### WHAT IS REQUIRED
Please reproduce the scaling text word for word from "However, when increasing" to "distributed, lightweight services.".

### DOCUMENT
================================
Horizontal scaling often needs data to be spread out between systems. This can only be done by copying data or by sharing common data stores, making the task quite challenging, especially for big deployments.

Aside from increasing the size of the platform as needed, it's important to be able to change the size of the cluster based on the actual load. In technical terms, this is called system flexibility. It should be possible to make the system larger when there is high demand, and make it smaller whenever possible to avoid unnecessary use of resources. Idle resources can be very costly, so it's very important to change the size of the system dynamically based on demand.

Dynamic scaling: the key to efficient resource use

To get the most out of the scaling capability, it has to be automated. Both horizontal and vertical scaling should react to resource requests or scaling triggers, which could be a certain number of simultaneous requests or CPU loads during a specific amount of time. This should not require a person who monitors the system and manually scales it.

Another important part of scaling is the underlying infrastructure provisioning. Most cloud and hosting providers support automatic provisioning and resource management. To effectively grow or to save money from reducing infrastructure size, the platform needs to use technologies that can make intelligent decisions about resource management.

The power of automation

Why is automation so important? It can be tested, it can be repeated many times, and it can be measured, improved, and versioned. With automation we can eliminate human errors and, most importantly, it's fast. Time needed to scale, especially when there is high demand, is very important for systems. Optimized containers and serverless functions need milliseconds to start additional instances. If the service stores its own data, this should happen in seconds.

However, when increasing the size across different regions, where you need to copy data between geographic locations, it can be difficult without fast networking between clusters. Multi-regional deployments become even more complicated for monolithic applications, which is why the platform should be designed to handle growth using distributed, lightweight services.
================================
### RECORDED DATA
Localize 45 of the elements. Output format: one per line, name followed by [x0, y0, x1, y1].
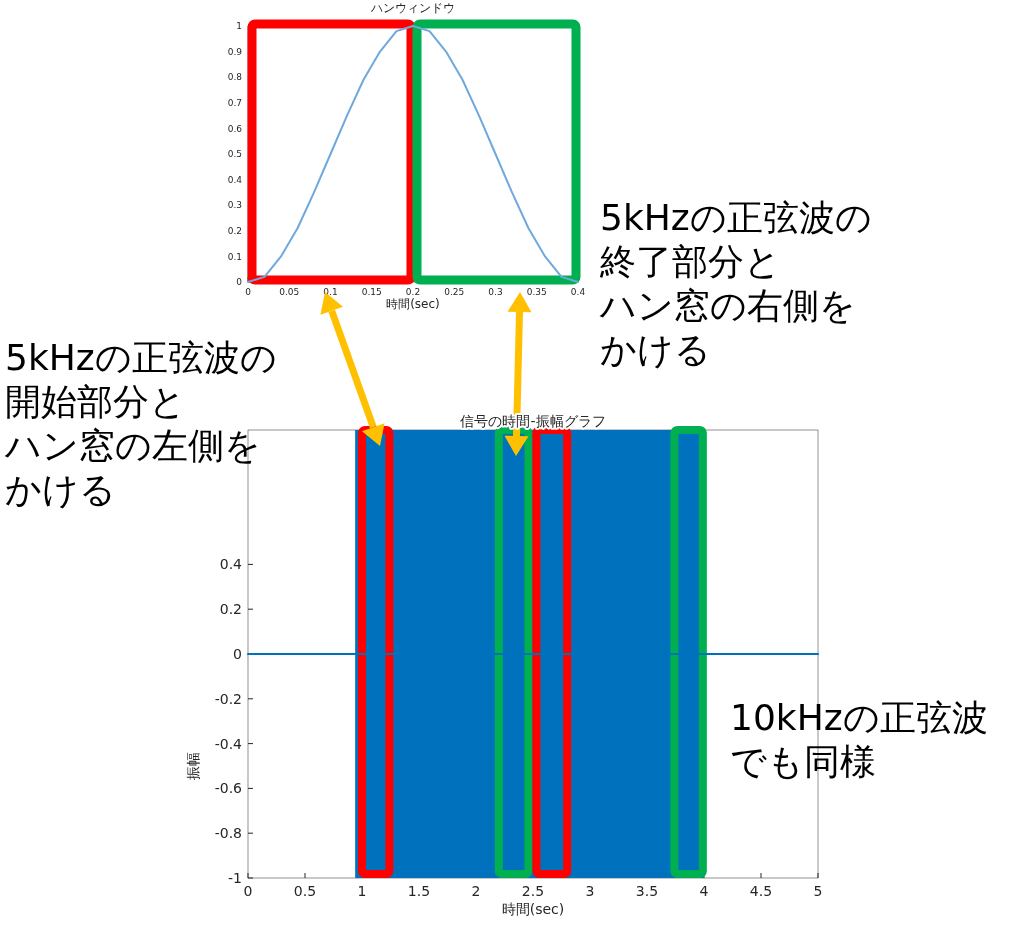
annotation: 5kHzの正弦波の開始部分とハン窓の左側をかける — [5, 337, 277, 510]
x-tick-label: 0.5 — [293, 883, 317, 899]
y-tick-label: -0.4 — [214, 735, 243, 752]
x-tick-label: 0.25 — [444, 287, 465, 297]
x-tick-label: 3 — [585, 883, 595, 899]
x-tick-label: 0.3 — [488, 287, 503, 297]
y-tick-label: -1 — [228, 869, 242, 886]
y-tick-label: 0 — [236, 277, 243, 288]
x-tick-label: 0.05 — [279, 287, 300, 297]
y-tick-label: 0.8 — [227, 72, 243, 83]
y-tick-label: 0.3 — [227, 200, 242, 211]
y-tick-label: 0.7 — [227, 97, 242, 108]
y-tick-label: -0.2 — [214, 690, 242, 707]
y-tick-label: 0.6 — [227, 123, 243, 134]
x-tick-label: 4.5 — [749, 883, 773, 899]
x-axis-title: 時間(sec) — [386, 297, 440, 311]
x-tick-label: 0.4 — [570, 287, 586, 297]
y-tick-label: -0.8 — [214, 825, 242, 842]
annotation: 10kHzの正弦波でも同様 — [730, 697, 988, 782]
y-tick-label: 0.4 — [227, 174, 243, 185]
x-tick-label: 0.15 — [361, 287, 382, 297]
x-tick-label: 0 — [245, 287, 252, 297]
x-tick-label: 4 — [699, 883, 709, 899]
x-tick-label: 1.5 — [407, 883, 431, 899]
y-axis-title: 振幅 — [185, 752, 201, 780]
x-tick-label: 3.5 — [635, 883, 659, 899]
y-tick-label: 0.9 — [227, 46, 243, 57]
y-tick-label: 0.2 — [227, 225, 242, 236]
annotation: 5kHzの正弦波の終了部分とハン窓の右側をかける — [600, 197, 872, 370]
y-tick-label: 0.2 — [219, 601, 242, 618]
x-tick-label: 5 — [813, 883, 823, 899]
x-tick-label: 0.2 — [405, 287, 421, 297]
y-tick-label: 1 — [236, 21, 242, 32]
x-tick-label: 2.5 — [521, 883, 545, 899]
line-series — [247, 25, 579, 283]
x-tick-label: 0.35 — [526, 287, 547, 297]
chart-title: ハンウィンドウ — [370, 1, 455, 15]
y-tick-label: 0.1 — [227, 251, 242, 262]
y-tick-label: 0 — [233, 645, 242, 662]
x-tick-label: 1 — [357, 883, 367, 899]
x-axis-title: 時間(sec) — [501, 901, 565, 917]
y-tick-label: 0.5 — [227, 149, 242, 160]
x-tick-label: 2 — [471, 883, 481, 899]
y-tick-label: -0.6 — [214, 780, 243, 797]
y-tick-label: 0.4 — [219, 556, 243, 573]
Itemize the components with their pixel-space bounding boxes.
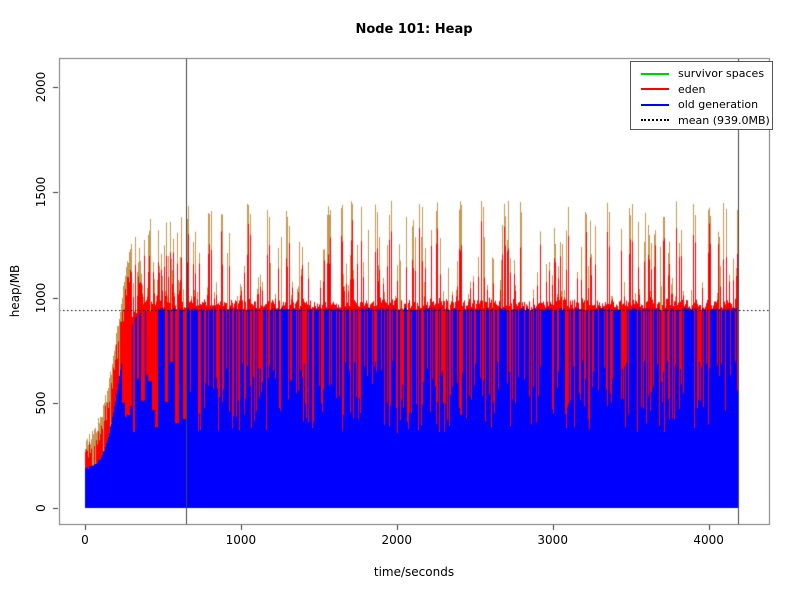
- series-line-swatch-icon: [641, 88, 669, 91]
- legend-item: old generation: [641, 97, 772, 113]
- y-tick-label-text: 500: [34, 391, 48, 415]
- legend-label: survivor spaces: [678, 67, 765, 81]
- legend-label: eden: [678, 82, 706, 96]
- x-tick-label: 4000: [693, 533, 724, 547]
- series-line-swatch-icon: [641, 72, 669, 75]
- x-tick-label: 0: [81, 533, 89, 547]
- series-line-swatch-icon: [641, 103, 669, 106]
- legend-item: eden: [641, 82, 772, 98]
- mean-line-swatch-icon: [641, 119, 669, 122]
- legend-item: survivor spaces: [641, 66, 772, 82]
- legend-label: mean (939.0MB): [678, 113, 770, 127]
- x-tick-label: 3000: [537, 533, 568, 547]
- x-tick-label: 2000: [381, 533, 413, 547]
- y-tick-label-text: 2000: [34, 71, 48, 103]
- legend-label: old generation: [678, 98, 759, 112]
- chart-title: Node 101: Heap: [355, 22, 473, 37]
- x-tick-label: 1000: [225, 533, 257, 547]
- y-tick-label-text: 1000: [34, 282, 48, 313]
- x-axis-title: time/seconds: [373, 565, 455, 579]
- y-tick-label-text: 0: [34, 504, 48, 512]
- y-tick-label-text: 1500: [34, 176, 48, 208]
- legend-item: mean (939.0MB): [641, 113, 772, 129]
- y-axis-title-text: heap/MB: [8, 264, 22, 318]
- legend: survivor spaces eden old generation mean (9…: [630, 61, 773, 130]
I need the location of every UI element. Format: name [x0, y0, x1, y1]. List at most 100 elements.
================================
### THE RESULT
However, when increasing the size across different regions, where you need to copy data between geographic locations, it can be difficult without fast networking between clusters. Multi-regional deployments become even more complicated for monolithic applications, which is why the platform should be designed to handle growth using distributed, lightweight services.